▼▼▼

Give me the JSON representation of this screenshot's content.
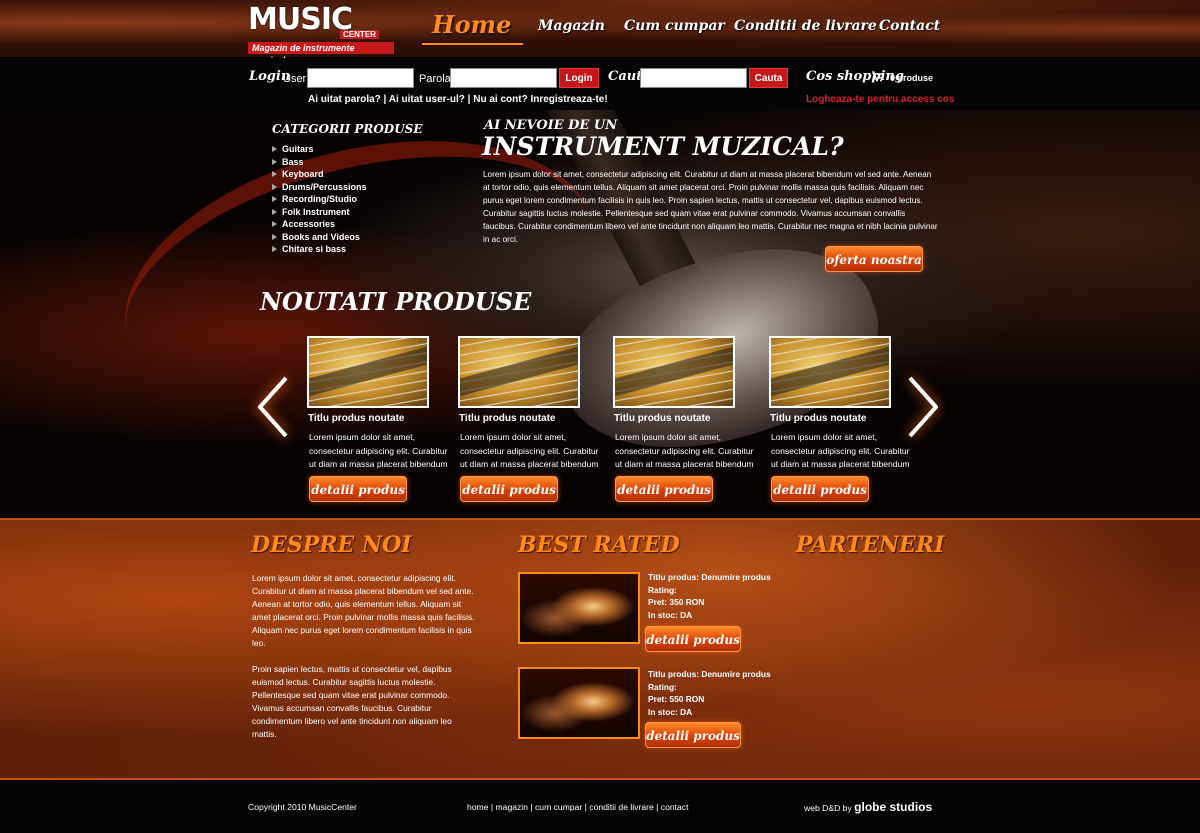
{
  "logo": {
    "word": "MUSIC",
    "sub": "CENTER",
    "tagline": "Magazin de instrumente muzicale"
  },
  "nav": {
    "items": [
      "Home",
      "Magazin",
      "Cum cumpar",
      "Conditii de livrare",
      "Contact"
    ]
  },
  "login": {
    "label": "Login",
    "user_label": "User:",
    "pass_label": "Parola:",
    "button": "Login",
    "search_label": "Cauta",
    "search_button": "Cauta",
    "links": "Ai uitat parola? | Ai uitat user-ul? | Nu ai cont? Inregistreaza-te!",
    "cart_label": "Cos shopping",
    "cart_count": "0 produse",
    "cart_notice": "Logheaza-te pentru access cos"
  },
  "categories": {
    "title": "CATEGORII PRODUSE",
    "items": [
      "Guitars",
      "Bass",
      "Keyboard",
      "Drums/Percussions",
      "Recording/Studio",
      "Folk Instrument",
      "Accessories",
      "Books and Videos",
      "Chitare si bass"
    ]
  },
  "intro": {
    "kicker": "AI NEVOIE DE UN",
    "title": "INSTRUMENT MUZICAL?",
    "text": "Lorem ipsum dolor sit amet, consectetur adipiscing elit. Curabitur ut diam at massa placerat bibendum vel sed ante. Aenean at tortor odio, quis elementum tellus. Aliquam sit amet placerat orci. Proin pulvinar mollis massa quis facilisis. Aliquam nec purus eget lorem condimentum facilisis in quis leo. Proin sapien lectus, mattis ut consectetur vel, dapibus euismod lectus. Curabitur sagittis luctus molestie. Pellentesque sed quam vitae erat pulvinar commodo. Vivamus accumsan convallis faucibus. Curabitur condimentum libero vel ante tincidunt non aliquam leo mattis. Curabitur nec magna et nibh lacinia pulvinar in ac orci.",
    "button": "oferta noastra"
  },
  "news": {
    "title": "NOUTATI PRODUSE",
    "products": [
      {
        "title": "Titlu produs noutate",
        "desc": "Lorem ipsum dolor sit amet, consectetur adipiscing elit. Curabitur ut diam at massa placerat bibendum",
        "button": "detalii produs"
      },
      {
        "title": "Titlu produs noutate",
        "desc": "Lorem ipsum dolor sit amet, consectetur adipiscing elit. Curabitur ut diam at massa placerat bibendum",
        "button": "detalii produs"
      },
      {
        "title": "Titlu produs noutate",
        "desc": "Lorem ipsum dolor sit amet, consectetur adipiscing elit. Curabitur ut diam at massa placerat bibendum",
        "button": "detalii produs"
      },
      {
        "title": "Titlu produs noutate",
        "desc": "Lorem ipsum dolor sit amet, consectetur adipiscing elit. Curabitur ut diam at massa placerat bibendum",
        "button": "detalii produs"
      }
    ]
  },
  "about": {
    "title": "DESPRE NOI",
    "p1": "Lorem ipsum dolor sit amet, consectetur adipiscing elit. Curabitur ut diam at massa placerat bibendum vel sed ante. Aenean at tortor odio, quis elementum tellus. Aliquam sit amet placerat orci. Proin pulvinar mollis massa quis facilisis. Aliquam nec purus eget lorem condimentum facilisis in quis leo.",
    "p2": "Proin sapien lectus, mattis ut consectetur vel, dapibus euismod lectus. Curabitur sagittis luctus molestie. Pellentesque sed quam vitae erat pulvinar commodo. Vivamus accumsan convallis faucibus. Curabitur condimentum libero vel ante tincidunt non aliquam leo mattis."
  },
  "rated": {
    "title": "BEST RATED",
    "items": [
      {
        "name": "Titlu produs: Denumire produs",
        "rating": "Rating:",
        "price": "Pret: 350 RON",
        "stock": "In stoc: DA",
        "button": "detalii produs"
      },
      {
        "name": "Titlu produs: Denumire produs",
        "rating": "Rating:",
        "price": "Pret: 550 RON",
        "stock": "In stoc: DA",
        "button": "detalii produs"
      }
    ]
  },
  "partners": {
    "title": "PARTENERI"
  },
  "footer": {
    "copyright": "Copyright 2010 MusicCenter",
    "links": "home | magazin | cum cumpar | conditii de livrare | contact",
    "credit": "web D&D by",
    "studio": "globe studios"
  },
  "colors": {
    "accent": "#ff8a1a",
    "button_red": "#c21818",
    "notice_red": "#d8202a"
  }
}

▲▲▲

◆ **Task requirements**: Retype the whole listing, keeping every line identical and omitting all pictures.

◆ **Written response**:
Give me the JSON representation of this screenshot's content.
{
  "logo": {
    "word": "MUSIC",
    "sub": "CENTER",
    "tagline": "Magazin de instrumente muzicale"
  },
  "nav": {
    "items": [
      "Home",
      "Magazin",
      "Cum cumpar",
      "Conditii de livrare",
      "Contact"
    ]
  },
  "login": {
    "label": "Login",
    "user_label": "User:",
    "pass_label": "Parola:",
    "button": "Login",
    "search_label": "Cauta",
    "search_button": "Cauta",
    "links": "Ai uitat parola? | Ai uitat user-ul? | Nu ai cont? Inregistreaza-te!",
    "cart_label": "Cos shopping",
    "cart_count": "0 produse",
    "cart_notice": "Logheaza-te pentru access cos"
  },
  "categories": {
    "title": "CATEGORII PRODUSE",
    "items": [
      "Guitars",
      "Bass",
      "Keyboard",
      "Drums/Percussions",
      "Recording/Studio",
      "Folk Instrument",
      "Accessories",
      "Books and Videos",
      "Chitare si bass"
    ]
  },
  "intro": {
    "kicker": "AI NEVOIE DE UN",
    "title": "INSTRUMENT MUZICAL?",
    "text": "Lorem ipsum dolor sit amet, consectetur adipiscing elit. Curabitur ut diam at massa placerat bibendum vel sed ante. Aenean at tortor odio, quis elementum tellus. Aliquam sit amet placerat orci. Proin pulvinar mollis massa quis facilisis. Aliquam nec purus eget lorem condimentum facilisis in quis leo. Proin sapien lectus, mattis ut consectetur vel, dapibus euismod lectus. Curabitur sagittis luctus molestie. Pellentesque sed quam vitae erat pulvinar commodo. Vivamus accumsan convallis faucibus. Curabitur condimentum libero vel ante tincidunt non aliquam leo mattis. Curabitur nec magna et nibh lacinia pulvinar in ac orci.",
    "button": "oferta noastra"
  },
  "news": {
    "title": "NOUTATI PRODUSE",
    "products": [
      {
        "title": "Titlu produs noutate",
        "desc": "Lorem ipsum dolor sit amet, consectetur adipiscing elit. Curabitur ut diam at massa placerat bibendum",
        "button": "detalii produs"
      },
      {
        "title": "Titlu produs noutate",
        "desc": "Lorem ipsum dolor sit amet, consectetur adipiscing elit. Curabitur ut diam at massa placerat bibendum",
        "button": "detalii produs"
      },
      {
        "title": "Titlu produs noutate",
        "desc": "Lorem ipsum dolor sit amet, consectetur adipiscing elit. Curabitur ut diam at massa placerat bibendum",
        "button": "detalii produs"
      },
      {
        "title": "Titlu produs noutate",
        "desc": "Lorem ipsum dolor sit amet, consectetur adipiscing elit. Curabitur ut diam at massa placerat bibendum",
        "button": "detalii produs"
      }
    ]
  },
  "about": {
    "title": "DESPRE NOI",
    "p1": "Lorem ipsum dolor sit amet, consectetur adipiscing elit. Curabitur ut diam at massa placerat bibendum vel sed ante. Aenean at tortor odio, quis elementum tellus. Aliquam sit amet placerat orci. Proin pulvinar mollis massa quis facilisis. Aliquam nec purus eget lorem condimentum facilisis in quis leo.",
    "p2": "Proin sapien lectus, mattis ut consectetur vel, dapibus euismod lectus. Curabitur sagittis luctus molestie. Pellentesque sed quam vitae erat pulvinar commodo. Vivamus accumsan convallis faucibus. Curabitur condimentum libero vel ante tincidunt non aliquam leo mattis."
  },
  "rated": {
    "title": "BEST RATED",
    "items": [
      {
        "name": "Titlu produs: Denumire produs",
        "rating": "Rating:",
        "price": "Pret: 350 RON",
        "stock": "In stoc: DA",
        "button": "detalii produs"
      },
      {
        "name": "Titlu produs: Denumire produs",
        "rating": "Rating:",
        "price": "Pret: 550 RON",
        "stock": "In stoc: DA",
        "button": "detalii produs"
      }
    ]
  },
  "partners": {
    "title": "PARTENERI"
  },
  "footer": {
    "copyright": "Copyright 2010 MusicCenter",
    "links": "home | magazin | cum cumpar | conditii de livrare | contact",
    "credit": "web D&D by",
    "studio": "globe studios"
  },
  "colors": {
    "accent": "#ff8a1a",
    "button_red": "#c21818",
    "notice_red": "#d8202a"
  }
}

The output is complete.